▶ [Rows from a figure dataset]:
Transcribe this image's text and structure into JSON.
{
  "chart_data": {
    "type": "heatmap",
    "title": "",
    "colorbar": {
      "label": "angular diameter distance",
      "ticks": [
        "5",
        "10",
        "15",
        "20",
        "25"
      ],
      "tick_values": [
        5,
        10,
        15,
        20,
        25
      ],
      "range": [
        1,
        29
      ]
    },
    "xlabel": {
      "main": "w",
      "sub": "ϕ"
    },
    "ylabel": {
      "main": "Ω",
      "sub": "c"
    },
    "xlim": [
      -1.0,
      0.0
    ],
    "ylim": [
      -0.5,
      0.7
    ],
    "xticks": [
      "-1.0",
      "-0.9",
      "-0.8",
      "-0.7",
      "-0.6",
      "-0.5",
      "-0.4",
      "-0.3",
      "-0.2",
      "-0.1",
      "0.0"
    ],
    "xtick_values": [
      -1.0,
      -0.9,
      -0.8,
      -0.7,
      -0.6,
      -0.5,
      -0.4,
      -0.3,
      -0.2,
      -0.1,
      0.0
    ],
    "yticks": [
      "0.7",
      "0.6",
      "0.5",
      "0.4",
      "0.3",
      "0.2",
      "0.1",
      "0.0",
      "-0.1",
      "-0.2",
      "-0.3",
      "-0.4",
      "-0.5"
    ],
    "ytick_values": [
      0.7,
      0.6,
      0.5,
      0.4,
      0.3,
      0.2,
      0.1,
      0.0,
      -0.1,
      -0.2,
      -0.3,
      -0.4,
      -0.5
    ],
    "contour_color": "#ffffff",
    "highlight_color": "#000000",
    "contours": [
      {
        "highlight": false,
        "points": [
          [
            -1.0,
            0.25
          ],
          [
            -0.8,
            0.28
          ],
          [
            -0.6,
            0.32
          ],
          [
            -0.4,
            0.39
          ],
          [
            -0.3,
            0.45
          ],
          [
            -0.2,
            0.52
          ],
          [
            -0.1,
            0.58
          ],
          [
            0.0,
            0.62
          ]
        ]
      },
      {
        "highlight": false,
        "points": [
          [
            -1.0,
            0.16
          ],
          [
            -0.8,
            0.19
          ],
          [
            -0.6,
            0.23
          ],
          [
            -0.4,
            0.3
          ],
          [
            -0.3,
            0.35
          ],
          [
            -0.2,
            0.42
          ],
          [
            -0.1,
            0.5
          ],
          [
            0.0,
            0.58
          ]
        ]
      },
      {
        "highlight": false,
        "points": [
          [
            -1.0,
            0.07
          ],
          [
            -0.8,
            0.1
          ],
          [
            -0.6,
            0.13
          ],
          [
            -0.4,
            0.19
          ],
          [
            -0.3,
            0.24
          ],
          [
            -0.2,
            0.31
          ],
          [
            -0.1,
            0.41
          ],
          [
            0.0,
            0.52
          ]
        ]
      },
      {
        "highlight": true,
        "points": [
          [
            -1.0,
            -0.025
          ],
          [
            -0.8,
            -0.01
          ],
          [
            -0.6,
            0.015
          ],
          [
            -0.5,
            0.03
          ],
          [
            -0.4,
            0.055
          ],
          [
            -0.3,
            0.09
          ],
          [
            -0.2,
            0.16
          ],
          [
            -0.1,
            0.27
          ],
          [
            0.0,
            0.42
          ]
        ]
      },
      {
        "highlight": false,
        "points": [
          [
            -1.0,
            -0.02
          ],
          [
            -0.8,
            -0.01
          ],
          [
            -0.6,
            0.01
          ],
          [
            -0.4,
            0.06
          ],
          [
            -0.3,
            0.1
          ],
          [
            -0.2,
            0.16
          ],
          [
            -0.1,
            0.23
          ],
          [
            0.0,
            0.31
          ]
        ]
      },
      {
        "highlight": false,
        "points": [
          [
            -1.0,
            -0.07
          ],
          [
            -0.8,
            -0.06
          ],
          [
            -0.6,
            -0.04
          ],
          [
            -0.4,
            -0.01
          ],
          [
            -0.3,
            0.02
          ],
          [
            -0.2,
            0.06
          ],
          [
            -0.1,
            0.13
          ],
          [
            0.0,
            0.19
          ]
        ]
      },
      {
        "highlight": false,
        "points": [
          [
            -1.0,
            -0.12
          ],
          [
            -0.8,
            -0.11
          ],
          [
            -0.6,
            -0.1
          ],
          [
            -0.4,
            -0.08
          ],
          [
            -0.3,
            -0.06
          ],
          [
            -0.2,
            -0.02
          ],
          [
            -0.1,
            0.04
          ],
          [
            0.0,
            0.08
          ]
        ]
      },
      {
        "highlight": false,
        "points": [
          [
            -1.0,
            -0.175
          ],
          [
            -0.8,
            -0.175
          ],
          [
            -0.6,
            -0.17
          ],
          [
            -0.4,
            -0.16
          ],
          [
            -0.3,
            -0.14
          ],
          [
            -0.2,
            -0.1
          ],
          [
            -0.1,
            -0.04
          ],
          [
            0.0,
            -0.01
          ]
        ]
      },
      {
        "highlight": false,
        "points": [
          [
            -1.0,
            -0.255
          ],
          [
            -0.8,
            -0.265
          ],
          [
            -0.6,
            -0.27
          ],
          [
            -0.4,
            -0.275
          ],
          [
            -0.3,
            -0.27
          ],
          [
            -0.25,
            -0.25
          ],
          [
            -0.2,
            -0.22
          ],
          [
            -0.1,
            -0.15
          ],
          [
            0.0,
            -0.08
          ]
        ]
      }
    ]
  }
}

▶ [WRITTEN TASK]:
Extract all the material, leaving every line as it is.

▶ [EXERCISE RESPONSE]:
Transcribe this image's text and structure into JSON.
{
  "chart_data": {
    "type": "heatmap",
    "title": "",
    "colorbar": {
      "label": "angular diameter distance",
      "ticks": [
        "5",
        "10",
        "15",
        "20",
        "25"
      ],
      "tick_values": [
        5,
        10,
        15,
        20,
        25
      ],
      "range": [
        1,
        29
      ]
    },
    "xlabel": {
      "main": "w",
      "sub": "ϕ"
    },
    "ylabel": {
      "main": "Ω",
      "sub": "c"
    },
    "xlim": [
      -1.0,
      0.0
    ],
    "ylim": [
      -0.5,
      0.7
    ],
    "xticks": [
      "-1.0",
      "-0.9",
      "-0.8",
      "-0.7",
      "-0.6",
      "-0.5",
      "-0.4",
      "-0.3",
      "-0.2",
      "-0.1",
      "0.0"
    ],
    "xtick_values": [
      -1.0,
      -0.9,
      -0.8,
      -0.7,
      -0.6,
      -0.5,
      -0.4,
      -0.3,
      -0.2,
      -0.1,
      0.0
    ],
    "yticks": [
      "0.7",
      "0.6",
      "0.5",
      "0.4",
      "0.3",
      "0.2",
      "0.1",
      "0.0",
      "-0.1",
      "-0.2",
      "-0.3",
      "-0.4",
      "-0.5"
    ],
    "ytick_values": [
      0.7,
      0.6,
      0.5,
      0.4,
      0.3,
      0.2,
      0.1,
      0.0,
      -0.1,
      -0.2,
      -0.3,
      -0.4,
      -0.5
    ],
    "contour_color": "#ffffff",
    "highlight_color": "#000000",
    "contours": [
      {
        "highlight": false,
        "points": [
          [
            -1.0,
            0.25
          ],
          [
            -0.8,
            0.28
          ],
          [
            -0.6,
            0.32
          ],
          [
            -0.4,
            0.39
          ],
          [
            -0.3,
            0.45
          ],
          [
            -0.2,
            0.52
          ],
          [
            -0.1,
            0.58
          ],
          [
            0.0,
            0.62
          ]
        ]
      },
      {
        "highlight": false,
        "points": [
          [
            -1.0,
            0.16
          ],
          [
            -0.8,
            0.19
          ],
          [
            -0.6,
            0.23
          ],
          [
            -0.4,
            0.3
          ],
          [
            -0.3,
            0.35
          ],
          [
            -0.2,
            0.42
          ],
          [
            -0.1,
            0.5
          ],
          [
            0.0,
            0.58
          ]
        ]
      },
      {
        "highlight": false,
        "points": [
          [
            -1.0,
            0.07
          ],
          [
            -0.8,
            0.1
          ],
          [
            -0.6,
            0.13
          ],
          [
            -0.4,
            0.19
          ],
          [
            -0.3,
            0.24
          ],
          [
            -0.2,
            0.31
          ],
          [
            -0.1,
            0.41
          ],
          [
            0.0,
            0.52
          ]
        ]
      },
      {
        "highlight": true,
        "points": [
          [
            -1.0,
            -0.025
          ],
          [
            -0.8,
            -0.01
          ],
          [
            -0.6,
            0.015
          ],
          [
            -0.5,
            0.03
          ],
          [
            -0.4,
            0.055
          ],
          [
            -0.3,
            0.09
          ],
          [
            -0.2,
            0.16
          ],
          [
            -0.1,
            0.27
          ],
          [
            0.0,
            0.42
          ]
        ]
      },
      {
        "highlight": false,
        "points": [
          [
            -1.0,
            -0.02
          ],
          [
            -0.8,
            -0.01
          ],
          [
            -0.6,
            0.01
          ],
          [
            -0.4,
            0.06
          ],
          [
            -0.3,
            0.1
          ],
          [
            -0.2,
            0.16
          ],
          [
            -0.1,
            0.23
          ],
          [
            0.0,
            0.31
          ]
        ]
      },
      {
        "highlight": false,
        "points": [
          [
            -1.0,
            -0.07
          ],
          [
            -0.8,
            -0.06
          ],
          [
            -0.6,
            -0.04
          ],
          [
            -0.4,
            -0.01
          ],
          [
            -0.3,
            0.02
          ],
          [
            -0.2,
            0.06
          ],
          [
            -0.1,
            0.13
          ],
          [
            0.0,
            0.19
          ]
        ]
      },
      {
        "highlight": false,
        "points": [
          [
            -1.0,
            -0.12
          ],
          [
            -0.8,
            -0.11
          ],
          [
            -0.6,
            -0.1
          ],
          [
            -0.4,
            -0.08
          ],
          [
            -0.3,
            -0.06
          ],
          [
            -0.2,
            -0.02
          ],
          [
            -0.1,
            0.04
          ],
          [
            0.0,
            0.08
          ]
        ]
      },
      {
        "highlight": false,
        "points": [
          [
            -1.0,
            -0.175
          ],
          [
            -0.8,
            -0.175
          ],
          [
            -0.6,
            -0.17
          ],
          [
            -0.4,
            -0.16
          ],
          [
            -0.3,
            -0.14
          ],
          [
            -0.2,
            -0.1
          ],
          [
            -0.1,
            -0.04
          ],
          [
            0.0,
            -0.01
          ]
        ]
      },
      {
        "highlight": false,
        "points": [
          [
            -1.0,
            -0.255
          ],
          [
            -0.8,
            -0.265
          ],
          [
            -0.6,
            -0.27
          ],
          [
            -0.4,
            -0.275
          ],
          [
            -0.3,
            -0.27
          ],
          [
            -0.25,
            -0.25
          ],
          [
            -0.2,
            -0.22
          ],
          [
            -0.1,
            -0.15
          ],
          [
            0.0,
            -0.08
          ]
        ]
      }
    ]
  }
}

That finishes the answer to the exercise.